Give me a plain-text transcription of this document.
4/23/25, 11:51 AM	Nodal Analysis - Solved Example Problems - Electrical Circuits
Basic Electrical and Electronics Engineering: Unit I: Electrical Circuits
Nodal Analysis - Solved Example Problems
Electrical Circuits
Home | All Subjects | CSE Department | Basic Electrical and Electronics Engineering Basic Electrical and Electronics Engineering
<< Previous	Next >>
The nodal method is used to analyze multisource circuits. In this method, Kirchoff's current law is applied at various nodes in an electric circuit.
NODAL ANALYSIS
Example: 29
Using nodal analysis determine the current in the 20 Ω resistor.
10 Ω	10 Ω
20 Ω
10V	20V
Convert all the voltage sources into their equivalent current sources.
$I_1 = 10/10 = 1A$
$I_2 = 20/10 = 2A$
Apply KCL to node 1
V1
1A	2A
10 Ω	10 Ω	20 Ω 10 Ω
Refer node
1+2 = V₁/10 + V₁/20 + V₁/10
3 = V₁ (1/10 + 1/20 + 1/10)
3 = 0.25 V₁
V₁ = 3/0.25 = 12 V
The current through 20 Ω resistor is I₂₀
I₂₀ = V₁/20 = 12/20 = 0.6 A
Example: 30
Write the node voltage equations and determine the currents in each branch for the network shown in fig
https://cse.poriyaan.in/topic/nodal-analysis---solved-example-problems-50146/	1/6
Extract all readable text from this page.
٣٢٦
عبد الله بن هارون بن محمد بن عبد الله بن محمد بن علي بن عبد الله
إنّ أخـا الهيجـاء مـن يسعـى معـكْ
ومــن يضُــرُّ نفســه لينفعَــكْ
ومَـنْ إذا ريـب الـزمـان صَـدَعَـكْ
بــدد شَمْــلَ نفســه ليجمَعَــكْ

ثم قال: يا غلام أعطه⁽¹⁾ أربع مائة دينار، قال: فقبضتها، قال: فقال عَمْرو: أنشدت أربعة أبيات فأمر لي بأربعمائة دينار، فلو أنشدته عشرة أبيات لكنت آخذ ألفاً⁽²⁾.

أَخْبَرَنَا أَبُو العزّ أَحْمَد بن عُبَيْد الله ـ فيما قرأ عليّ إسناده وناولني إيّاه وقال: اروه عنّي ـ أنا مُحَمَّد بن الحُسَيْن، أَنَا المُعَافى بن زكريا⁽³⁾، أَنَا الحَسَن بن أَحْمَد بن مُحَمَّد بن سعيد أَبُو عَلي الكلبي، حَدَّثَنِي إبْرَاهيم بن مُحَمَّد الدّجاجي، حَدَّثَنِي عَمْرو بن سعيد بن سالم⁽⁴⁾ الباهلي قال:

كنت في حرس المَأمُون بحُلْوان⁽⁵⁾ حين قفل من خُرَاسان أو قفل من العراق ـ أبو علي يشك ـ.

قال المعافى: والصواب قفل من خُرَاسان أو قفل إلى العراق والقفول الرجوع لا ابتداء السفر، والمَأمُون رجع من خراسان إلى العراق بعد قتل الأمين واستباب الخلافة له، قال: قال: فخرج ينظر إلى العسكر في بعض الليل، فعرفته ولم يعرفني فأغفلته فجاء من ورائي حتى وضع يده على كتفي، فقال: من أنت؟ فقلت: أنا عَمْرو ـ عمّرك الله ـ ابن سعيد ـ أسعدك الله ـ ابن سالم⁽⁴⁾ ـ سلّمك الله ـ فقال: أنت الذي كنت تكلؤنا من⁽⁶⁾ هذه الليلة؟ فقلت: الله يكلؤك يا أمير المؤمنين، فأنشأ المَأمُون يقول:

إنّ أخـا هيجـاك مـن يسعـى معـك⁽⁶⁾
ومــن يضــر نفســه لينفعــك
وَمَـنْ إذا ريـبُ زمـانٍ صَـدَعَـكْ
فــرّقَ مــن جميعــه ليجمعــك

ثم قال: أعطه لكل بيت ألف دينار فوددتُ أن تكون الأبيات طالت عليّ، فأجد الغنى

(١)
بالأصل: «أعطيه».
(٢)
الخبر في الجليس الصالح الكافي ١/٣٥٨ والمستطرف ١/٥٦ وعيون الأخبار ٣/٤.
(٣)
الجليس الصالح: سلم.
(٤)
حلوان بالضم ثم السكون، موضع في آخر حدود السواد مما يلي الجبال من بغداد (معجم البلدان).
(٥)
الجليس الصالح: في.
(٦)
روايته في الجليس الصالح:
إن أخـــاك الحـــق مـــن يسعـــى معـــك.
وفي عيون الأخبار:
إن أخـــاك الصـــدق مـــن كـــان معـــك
================================
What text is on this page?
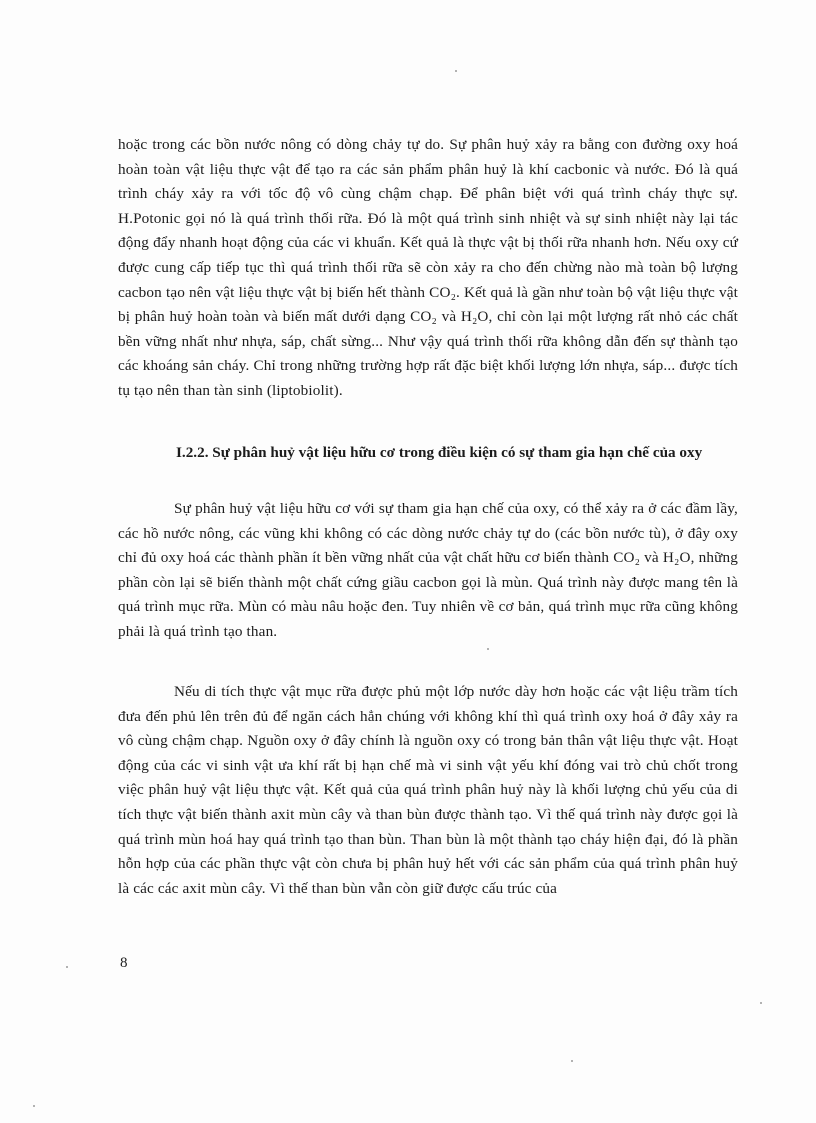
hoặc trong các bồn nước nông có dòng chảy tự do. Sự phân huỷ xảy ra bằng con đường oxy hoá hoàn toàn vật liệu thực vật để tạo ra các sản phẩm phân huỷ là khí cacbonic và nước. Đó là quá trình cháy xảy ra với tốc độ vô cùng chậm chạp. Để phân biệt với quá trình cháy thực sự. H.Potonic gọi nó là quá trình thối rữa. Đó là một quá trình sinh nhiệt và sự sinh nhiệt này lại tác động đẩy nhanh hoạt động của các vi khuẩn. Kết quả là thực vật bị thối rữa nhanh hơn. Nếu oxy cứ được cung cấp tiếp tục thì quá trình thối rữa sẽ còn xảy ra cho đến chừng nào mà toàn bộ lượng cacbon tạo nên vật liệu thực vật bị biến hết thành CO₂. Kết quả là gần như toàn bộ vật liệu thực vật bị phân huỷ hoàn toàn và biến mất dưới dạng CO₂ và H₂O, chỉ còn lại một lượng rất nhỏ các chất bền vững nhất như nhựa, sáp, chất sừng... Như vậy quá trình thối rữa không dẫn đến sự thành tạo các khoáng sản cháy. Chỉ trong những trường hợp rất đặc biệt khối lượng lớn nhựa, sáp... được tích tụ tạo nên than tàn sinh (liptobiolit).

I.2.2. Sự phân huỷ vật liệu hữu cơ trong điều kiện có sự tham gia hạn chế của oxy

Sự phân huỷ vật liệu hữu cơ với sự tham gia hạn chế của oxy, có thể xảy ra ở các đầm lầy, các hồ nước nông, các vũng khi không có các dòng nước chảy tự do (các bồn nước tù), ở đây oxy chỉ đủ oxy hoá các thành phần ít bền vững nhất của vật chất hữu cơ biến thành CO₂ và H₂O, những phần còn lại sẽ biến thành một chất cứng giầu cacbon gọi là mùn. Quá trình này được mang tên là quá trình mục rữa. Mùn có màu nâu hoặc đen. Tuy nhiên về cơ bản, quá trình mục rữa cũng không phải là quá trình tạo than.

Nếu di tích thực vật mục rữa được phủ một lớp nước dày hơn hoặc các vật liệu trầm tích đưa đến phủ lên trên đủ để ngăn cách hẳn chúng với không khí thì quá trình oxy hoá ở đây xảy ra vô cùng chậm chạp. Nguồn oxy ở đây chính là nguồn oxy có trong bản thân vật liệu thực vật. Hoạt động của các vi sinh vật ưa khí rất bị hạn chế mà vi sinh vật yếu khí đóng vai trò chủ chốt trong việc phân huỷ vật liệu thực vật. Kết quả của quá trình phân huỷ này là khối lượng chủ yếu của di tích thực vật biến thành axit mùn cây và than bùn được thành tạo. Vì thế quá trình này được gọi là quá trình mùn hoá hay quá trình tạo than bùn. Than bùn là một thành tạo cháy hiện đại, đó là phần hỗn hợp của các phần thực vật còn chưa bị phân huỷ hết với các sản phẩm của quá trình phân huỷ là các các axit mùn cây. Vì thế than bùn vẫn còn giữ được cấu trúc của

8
================================
Copy all lines from the material that contain "نفســه".

ومــن يضُــرُّ نفســه لينفعَــكْ
بــدد شَمْــلَ نفســه ليجمَعَــكْ
ومــن يضــر نفســه لينفعــك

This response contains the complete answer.